WHAT YOU WILL DO:
Within the data that follows, how many lines carry the string "редакции"? Give the number alone.
-------- SUPPLIED ENTRIES --------
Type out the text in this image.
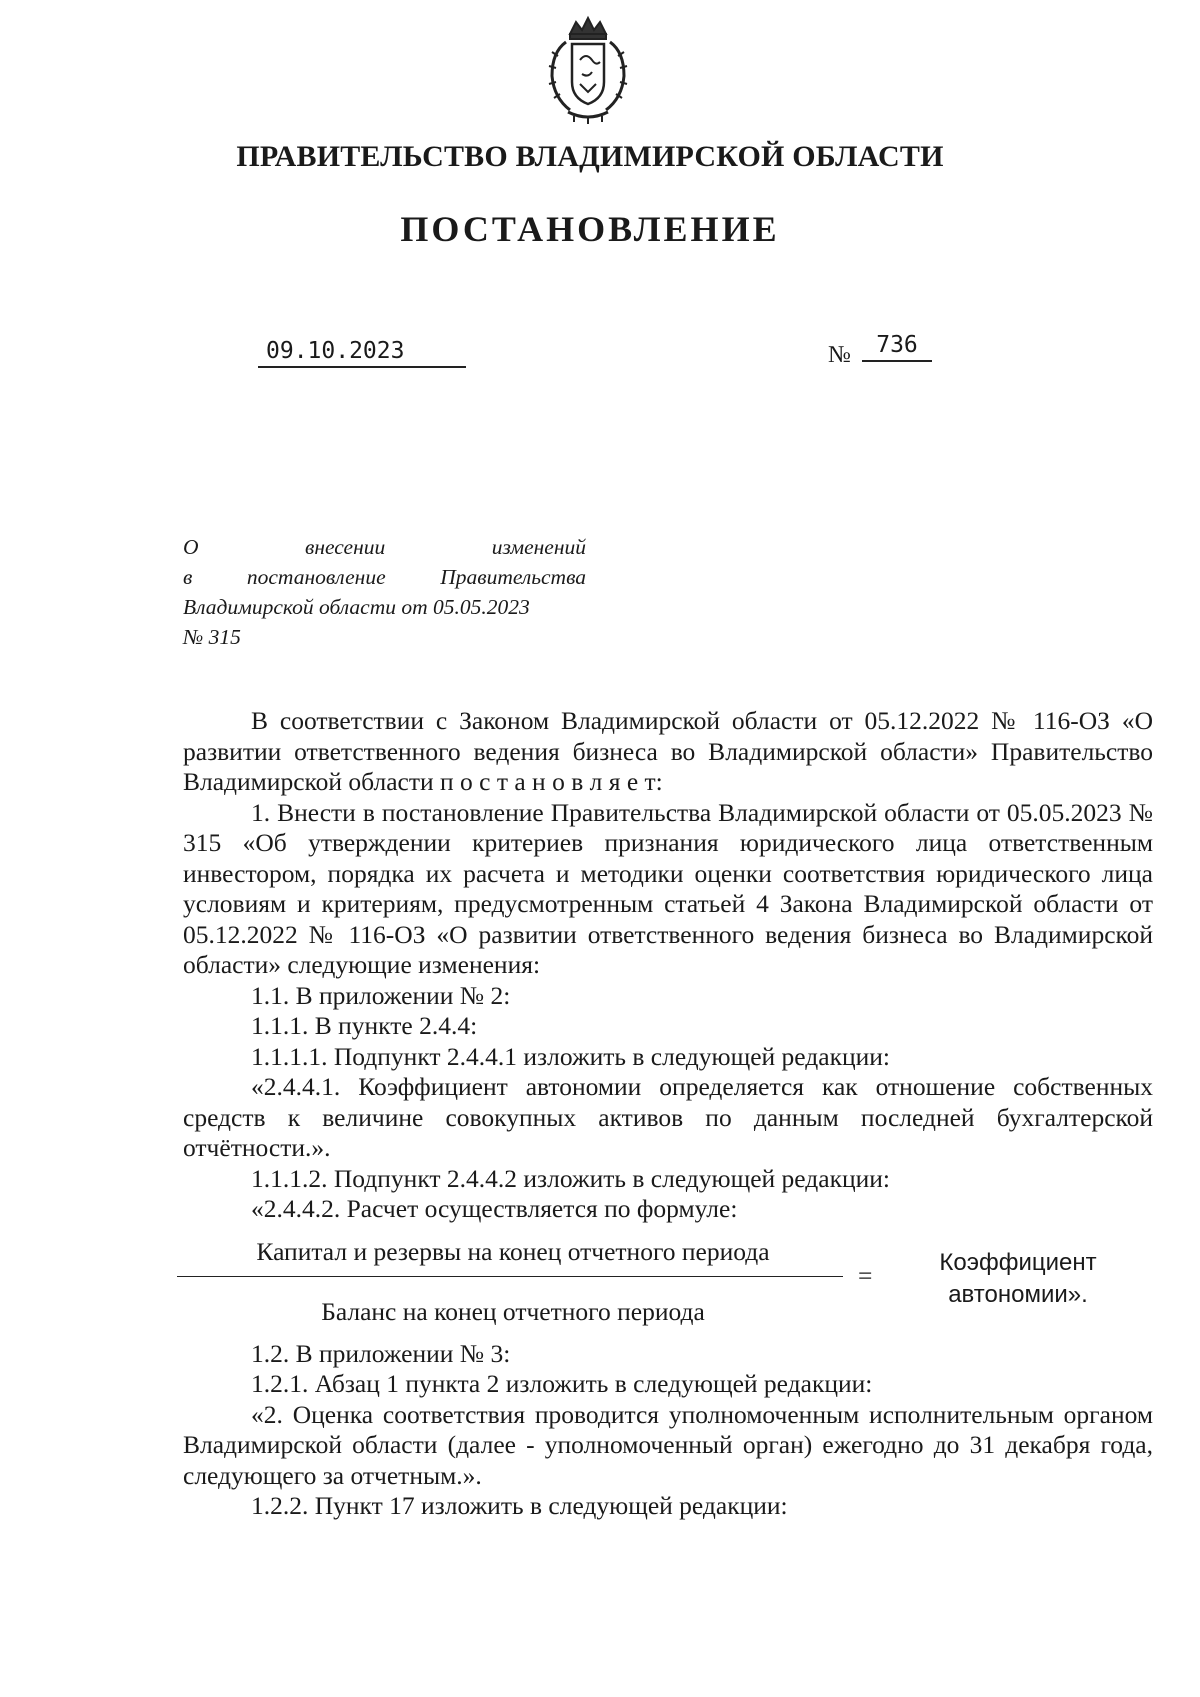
ПРАВИТЕЛЬСТВО ВЛАДИМИРСКОЙ ОБЛАСТИ
ПОСТАНОВЛЕНИЕ
09.10.2023	№	736
О	внесении	изменений
в постановление	Правительства
Владимирской области от 05.05.2023
№ 315

В соответствии с Законом Владимирской области от 05.12.2022 № 116-ОЗ «О развитии ответственного ведения бизнеса во Владимирской области» Правительство Владимирской области п о с т а н о в л я е т:

1. Внести в постановление Правительства Владимирской области от 05.05.2023 № 315 «Об утверждении критериев признания юридического лица ответственным инвестором, порядка их расчета и методики оценки соответствия юридического лица условиям и критериям, предусмотренным статьей 4 Закона Владимирской области от 05.12.2022 № 116-ОЗ «О развитии ответственного ведения бизнеса во Владимирской области» следующие изменения:

1.1. В приложении № 2:

1.1.1. В пункте 2.4.4:

1.1.1.1. Подпункт 2.4.4.1 изложить в следующей редакции:

«2.4.4.1. Коэффициент автономии определяется как отношение собственных средств к величине совокупных активов по данным последней бухгалтерской отчётности.».

1.1.1.2. Подпункт 2.4.4.2 изложить в следующей редакции:

«2.4.4.2. Расчет осуществляется по формуле:

Капитал и резервы на конец отчетного периода
Баланс на конец отчетного периода
=	Коэффициент
автономии».

1.2. В приложении № 3:

1.2.1. Абзац 1 пункта 2 изложить в следующей редакции:

«2. Оценка соответствия проводится уполномоченным исполнительным органом Владимирской области (далее - уполномоченный орган) ежегодно до 31 декабря года, следующего за отчетным.».

1.2.2. Пункт 17 изложить в следующей редакции:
--------
RIGHT ANSWER:
4